BEGIN DATA RECORDS

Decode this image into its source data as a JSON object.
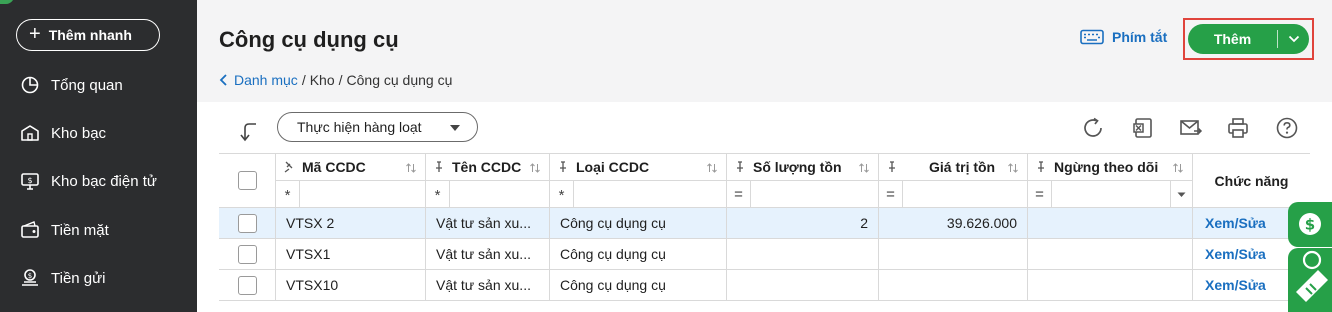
{
  "sidebar": {
    "quick_add": "Thêm nhanh",
    "items": [
      {
        "label": "Tổng quan",
        "icon": "pie-chart-icon"
      },
      {
        "label": "Kho bạc",
        "icon": "bank-icon"
      },
      {
        "label": "Kho bạc điện tử",
        "icon": "monitor-icon"
      },
      {
        "label": "Tiền mặt",
        "icon": "cash-icon"
      },
      {
        "label": "Tiền gửi",
        "icon": "deposit-icon"
      }
    ]
  },
  "header": {
    "title": "Công cụ dụng cụ",
    "breadcrumb": [
      "Danh mục",
      "Kho",
      "Công cụ dụng cụ"
    ],
    "shortcut_label": "Phím tắt",
    "add_label": "Thêm"
  },
  "toolbar": {
    "bulk_action": "Thực hiện hàng loạt"
  },
  "table": {
    "columns": [
      "Mã CCDC",
      "Tên CCDC",
      "Loại CCDC",
      "Số lượng tồn",
      "Giá trị tồn",
      "Ngừng theo dõi",
      "Chức năng"
    ],
    "filter_ops": [
      "*",
      "*",
      "*",
      "=",
      "=",
      "="
    ],
    "rows": [
      {
        "code": "VTSX 2",
        "name": "Vật tư sản xu...",
        "type": "Công cụ dụng cụ",
        "qty": "2",
        "value": "39.626.000",
        "stopped": "",
        "action": "Xem/Sửa"
      },
      {
        "code": "VTSX1",
        "name": "Vật tư sản xu...",
        "type": "Công cụ dụng cụ",
        "qty": "",
        "value": "",
        "stopped": "",
        "action": "Xem/Sửa"
      },
      {
        "code": "VTSX10",
        "name": "Vật tư sản xu...",
        "type": "Công cụ dụng cụ",
        "qty": "",
        "value": "",
        "stopped": "",
        "action": "Xem/Sửa"
      }
    ]
  },
  "colors": {
    "sidebar_bg": "#2c2d2f",
    "accent_green": "#26a048",
    "link_blue": "#1a6fc0",
    "highlight_red": "#e0443c",
    "selected_row": "#e6f2fd"
  }
}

END DATA RECORDS

_REQUIRED TASK_
Above are the records. Copy every line in them holding "icon".

_WRITTEN SOLUTION_
        "icon": "pie-chart-icon"
        "icon": "bank-icon"
        "icon": "monitor-icon"
        "icon": "cash-icon"
        "icon": "deposit-icon"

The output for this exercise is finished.